### WHAT YOU NEED TO DO
All of the data below is to be copied again without changes.

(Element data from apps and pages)
====================
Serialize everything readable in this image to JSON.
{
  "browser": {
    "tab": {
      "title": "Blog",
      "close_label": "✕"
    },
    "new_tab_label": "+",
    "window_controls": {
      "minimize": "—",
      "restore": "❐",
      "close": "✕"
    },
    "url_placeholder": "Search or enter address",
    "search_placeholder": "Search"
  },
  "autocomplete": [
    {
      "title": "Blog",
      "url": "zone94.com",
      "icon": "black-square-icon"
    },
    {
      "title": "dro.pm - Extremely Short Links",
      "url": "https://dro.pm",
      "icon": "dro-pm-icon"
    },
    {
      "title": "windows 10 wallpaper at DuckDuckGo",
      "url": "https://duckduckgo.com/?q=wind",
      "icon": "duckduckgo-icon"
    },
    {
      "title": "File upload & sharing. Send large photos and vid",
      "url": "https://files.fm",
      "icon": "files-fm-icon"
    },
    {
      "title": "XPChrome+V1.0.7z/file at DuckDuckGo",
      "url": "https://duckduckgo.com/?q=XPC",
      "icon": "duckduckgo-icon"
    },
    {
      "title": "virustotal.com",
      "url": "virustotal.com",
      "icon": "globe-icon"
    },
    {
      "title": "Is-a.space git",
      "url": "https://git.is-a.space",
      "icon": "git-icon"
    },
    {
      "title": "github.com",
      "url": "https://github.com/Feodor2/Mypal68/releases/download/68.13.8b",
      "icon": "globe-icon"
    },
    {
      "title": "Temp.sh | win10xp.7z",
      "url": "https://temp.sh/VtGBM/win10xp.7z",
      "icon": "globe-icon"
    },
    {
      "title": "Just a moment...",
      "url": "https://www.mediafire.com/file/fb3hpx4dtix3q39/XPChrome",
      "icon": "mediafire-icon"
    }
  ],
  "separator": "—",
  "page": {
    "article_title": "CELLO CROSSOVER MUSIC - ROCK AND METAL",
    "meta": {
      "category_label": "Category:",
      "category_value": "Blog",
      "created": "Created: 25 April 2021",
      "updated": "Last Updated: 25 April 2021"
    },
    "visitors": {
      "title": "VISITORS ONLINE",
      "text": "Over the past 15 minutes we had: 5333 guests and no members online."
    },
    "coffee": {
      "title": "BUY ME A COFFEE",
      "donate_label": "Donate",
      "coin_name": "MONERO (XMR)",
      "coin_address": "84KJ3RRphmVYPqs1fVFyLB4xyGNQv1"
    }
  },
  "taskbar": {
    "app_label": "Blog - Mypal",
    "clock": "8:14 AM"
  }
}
====================
### SOLUTION TO THIS PROBLEM
Serialize everything readable in this image to JSON.
{
  "browser": {
    "tab": {
      "title": "Blog",
      "close_label": "✕"
    },
    "new_tab_label": "+",
    "window_controls": {
      "minimize": "—",
      "restore": "❐",
      "close": "✕"
    },
    "url_placeholder": "Search or enter address",
    "search_placeholder": "Search"
  },
  "autocomplete": [
    {
      "title": "Blog",
      "url": "zone94.com",
      "icon": "black-square-icon"
    },
    {
      "title": "dro.pm - Extremely Short Links",
      "url": "https://dro.pm",
      "icon": "dro-pm-icon"
    },
    {
      "title": "windows 10 wallpaper at DuckDuckGo",
      "url": "https://duckduckgo.com/?q=wind",
      "icon": "duckduckgo-icon"
    },
    {
      "title": "File upload & sharing. Send large photos and vid",
      "url": "https://files.fm",
      "icon": "files-fm-icon"
    },
    {
      "title": "XPChrome+V1.0.7z/file at DuckDuckGo",
      "url": "https://duckduckgo.com/?q=XPC",
      "icon": "duckduckgo-icon"
    },
    {
      "title": "virustotal.com",
      "url": "virustotal.com",
      "icon": "globe-icon"
    },
    {
      "title": "Is-a.space git",
      "url": "https://git.is-a.space",
      "icon": "git-icon"
    },
    {
      "title": "github.com",
      "url": "https://github.com/Feodor2/Mypal68/releases/download/68.13.8b",
      "icon": "globe-icon"
    },
    {
      "title": "Temp.sh | win10xp.7z",
      "url": "https://temp.sh/VtGBM/win10xp.7z",
      "icon": "globe-icon"
    },
    {
      "title": "Just a moment...",
      "url": "https://www.mediafire.com/file/fb3hpx4dtix3q39/XPChrome",
      "icon": "mediafire-icon"
    }
  ],
  "separator": "—",
  "page": {
    "article_title": "CELLO CROSSOVER MUSIC - ROCK AND METAL",
    "meta": {
      "category_label": "Category:",
      "category_value": "Blog",
      "created": "Created: 25 April 2021",
      "updated": "Last Updated: 25 April 2021"
    },
    "visitors": {
      "title": "VISITORS ONLINE",
      "text": "Over the past 15 minutes we had: 5333 guests and no members online."
    },
    "coffee": {
      "title": "BUY ME A COFFEE",
      "donate_label": "Donate",
      "coin_name": "MONERO (XMR)",
      "coin_address": "84KJ3RRphmVYPqs1fVFyLB4xyGNQv1"
    }
  },
  "taskbar": {
    "app_label": "Blog - Mypal",
    "clock": "8:14 AM"
  }
}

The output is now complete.